Task. Report back each line of the records that contains the string "łączenia".

Data listing.
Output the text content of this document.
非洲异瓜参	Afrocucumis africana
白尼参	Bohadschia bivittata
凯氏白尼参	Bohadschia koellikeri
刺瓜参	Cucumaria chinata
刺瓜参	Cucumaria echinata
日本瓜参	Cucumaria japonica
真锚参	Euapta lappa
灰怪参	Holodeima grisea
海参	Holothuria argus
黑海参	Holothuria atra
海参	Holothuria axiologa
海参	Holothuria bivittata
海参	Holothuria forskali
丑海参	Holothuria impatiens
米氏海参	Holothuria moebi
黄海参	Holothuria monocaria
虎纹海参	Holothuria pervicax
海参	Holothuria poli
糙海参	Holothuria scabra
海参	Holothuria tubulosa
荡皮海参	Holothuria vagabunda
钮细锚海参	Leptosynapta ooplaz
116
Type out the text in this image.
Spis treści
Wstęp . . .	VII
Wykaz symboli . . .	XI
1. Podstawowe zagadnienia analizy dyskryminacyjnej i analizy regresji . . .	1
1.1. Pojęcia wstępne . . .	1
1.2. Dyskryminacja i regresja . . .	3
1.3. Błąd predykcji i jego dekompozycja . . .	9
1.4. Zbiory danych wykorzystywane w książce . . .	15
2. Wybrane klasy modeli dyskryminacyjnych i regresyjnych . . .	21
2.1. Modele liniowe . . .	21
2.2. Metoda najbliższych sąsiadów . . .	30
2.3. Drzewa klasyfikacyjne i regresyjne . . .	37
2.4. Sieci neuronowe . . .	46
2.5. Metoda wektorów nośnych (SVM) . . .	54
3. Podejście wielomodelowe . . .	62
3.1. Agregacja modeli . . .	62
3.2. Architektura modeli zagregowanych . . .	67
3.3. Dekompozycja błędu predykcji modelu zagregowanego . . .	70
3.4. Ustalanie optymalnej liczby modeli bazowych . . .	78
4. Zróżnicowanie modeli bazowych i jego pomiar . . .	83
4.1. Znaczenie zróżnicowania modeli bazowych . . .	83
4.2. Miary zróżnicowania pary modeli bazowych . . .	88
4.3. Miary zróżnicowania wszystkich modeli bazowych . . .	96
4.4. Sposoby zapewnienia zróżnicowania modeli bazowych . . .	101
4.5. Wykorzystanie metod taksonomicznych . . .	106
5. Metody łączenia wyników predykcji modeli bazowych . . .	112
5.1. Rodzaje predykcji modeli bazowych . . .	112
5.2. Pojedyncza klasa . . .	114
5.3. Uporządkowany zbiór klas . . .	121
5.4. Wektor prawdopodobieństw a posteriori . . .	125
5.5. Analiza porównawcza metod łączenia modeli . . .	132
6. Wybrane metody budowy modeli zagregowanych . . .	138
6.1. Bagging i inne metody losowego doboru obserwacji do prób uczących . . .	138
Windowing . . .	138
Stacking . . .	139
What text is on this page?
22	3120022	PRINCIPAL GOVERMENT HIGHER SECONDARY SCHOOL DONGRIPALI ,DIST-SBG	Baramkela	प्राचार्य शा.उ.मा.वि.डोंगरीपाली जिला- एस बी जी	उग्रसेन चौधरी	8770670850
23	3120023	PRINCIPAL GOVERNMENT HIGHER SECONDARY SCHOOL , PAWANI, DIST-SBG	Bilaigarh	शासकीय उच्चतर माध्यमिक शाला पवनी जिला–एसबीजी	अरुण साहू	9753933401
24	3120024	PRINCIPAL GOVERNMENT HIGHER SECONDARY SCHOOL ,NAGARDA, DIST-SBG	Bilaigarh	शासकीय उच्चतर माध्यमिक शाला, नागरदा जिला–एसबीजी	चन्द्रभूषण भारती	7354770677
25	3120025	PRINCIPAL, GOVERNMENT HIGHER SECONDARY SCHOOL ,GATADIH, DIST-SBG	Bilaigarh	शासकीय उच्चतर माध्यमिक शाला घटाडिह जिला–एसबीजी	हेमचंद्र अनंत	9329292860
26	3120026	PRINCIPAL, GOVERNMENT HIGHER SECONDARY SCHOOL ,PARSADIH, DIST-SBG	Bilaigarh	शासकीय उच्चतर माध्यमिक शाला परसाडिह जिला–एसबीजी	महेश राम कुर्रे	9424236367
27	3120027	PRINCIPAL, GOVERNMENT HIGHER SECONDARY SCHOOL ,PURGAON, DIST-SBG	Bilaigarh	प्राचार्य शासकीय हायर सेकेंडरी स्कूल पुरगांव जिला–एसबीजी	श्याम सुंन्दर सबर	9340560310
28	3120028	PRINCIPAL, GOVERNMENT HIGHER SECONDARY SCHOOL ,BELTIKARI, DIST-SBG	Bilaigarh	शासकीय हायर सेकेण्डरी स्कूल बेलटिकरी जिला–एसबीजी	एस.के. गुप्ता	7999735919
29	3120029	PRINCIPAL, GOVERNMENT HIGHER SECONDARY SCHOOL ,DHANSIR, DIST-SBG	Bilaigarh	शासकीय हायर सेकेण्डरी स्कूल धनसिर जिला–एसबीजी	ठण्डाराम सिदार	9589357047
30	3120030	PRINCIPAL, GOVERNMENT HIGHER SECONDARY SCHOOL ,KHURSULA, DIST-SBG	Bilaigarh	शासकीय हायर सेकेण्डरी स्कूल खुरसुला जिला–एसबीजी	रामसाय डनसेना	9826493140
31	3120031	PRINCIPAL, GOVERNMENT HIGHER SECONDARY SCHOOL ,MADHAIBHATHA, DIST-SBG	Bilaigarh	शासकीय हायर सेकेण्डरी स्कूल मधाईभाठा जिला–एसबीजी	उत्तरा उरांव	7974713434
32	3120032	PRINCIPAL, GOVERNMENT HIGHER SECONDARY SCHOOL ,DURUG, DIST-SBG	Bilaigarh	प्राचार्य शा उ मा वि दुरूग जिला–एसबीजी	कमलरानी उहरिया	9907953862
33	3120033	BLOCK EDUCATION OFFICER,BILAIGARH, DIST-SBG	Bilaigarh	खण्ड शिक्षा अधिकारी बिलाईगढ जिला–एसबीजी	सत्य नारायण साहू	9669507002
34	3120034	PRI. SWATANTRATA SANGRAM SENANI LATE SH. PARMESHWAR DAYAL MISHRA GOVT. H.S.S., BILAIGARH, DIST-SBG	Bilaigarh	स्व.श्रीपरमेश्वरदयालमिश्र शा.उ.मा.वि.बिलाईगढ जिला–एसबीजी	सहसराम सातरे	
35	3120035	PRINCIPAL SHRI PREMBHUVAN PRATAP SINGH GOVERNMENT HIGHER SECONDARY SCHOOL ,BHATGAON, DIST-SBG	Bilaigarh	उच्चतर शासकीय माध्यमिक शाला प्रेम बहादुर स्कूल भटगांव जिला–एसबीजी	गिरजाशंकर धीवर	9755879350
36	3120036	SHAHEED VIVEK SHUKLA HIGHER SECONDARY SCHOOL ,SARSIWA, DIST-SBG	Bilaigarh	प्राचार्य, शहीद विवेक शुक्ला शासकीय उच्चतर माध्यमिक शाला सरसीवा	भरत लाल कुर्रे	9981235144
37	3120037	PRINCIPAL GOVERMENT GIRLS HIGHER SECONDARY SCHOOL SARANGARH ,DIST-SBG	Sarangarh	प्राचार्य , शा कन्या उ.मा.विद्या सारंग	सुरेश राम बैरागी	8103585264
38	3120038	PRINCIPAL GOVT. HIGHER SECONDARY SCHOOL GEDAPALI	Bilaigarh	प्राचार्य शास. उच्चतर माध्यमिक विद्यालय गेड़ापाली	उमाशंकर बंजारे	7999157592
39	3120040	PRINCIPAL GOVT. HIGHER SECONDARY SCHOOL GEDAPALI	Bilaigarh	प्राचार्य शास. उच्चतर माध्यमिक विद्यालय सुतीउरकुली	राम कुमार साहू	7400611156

Answer for this exercise.
5. Metody łączenia wyników predykcji modeli bazowych . . .	112
5.5. Analiza porównawcza metod łączenia modeli . . .	132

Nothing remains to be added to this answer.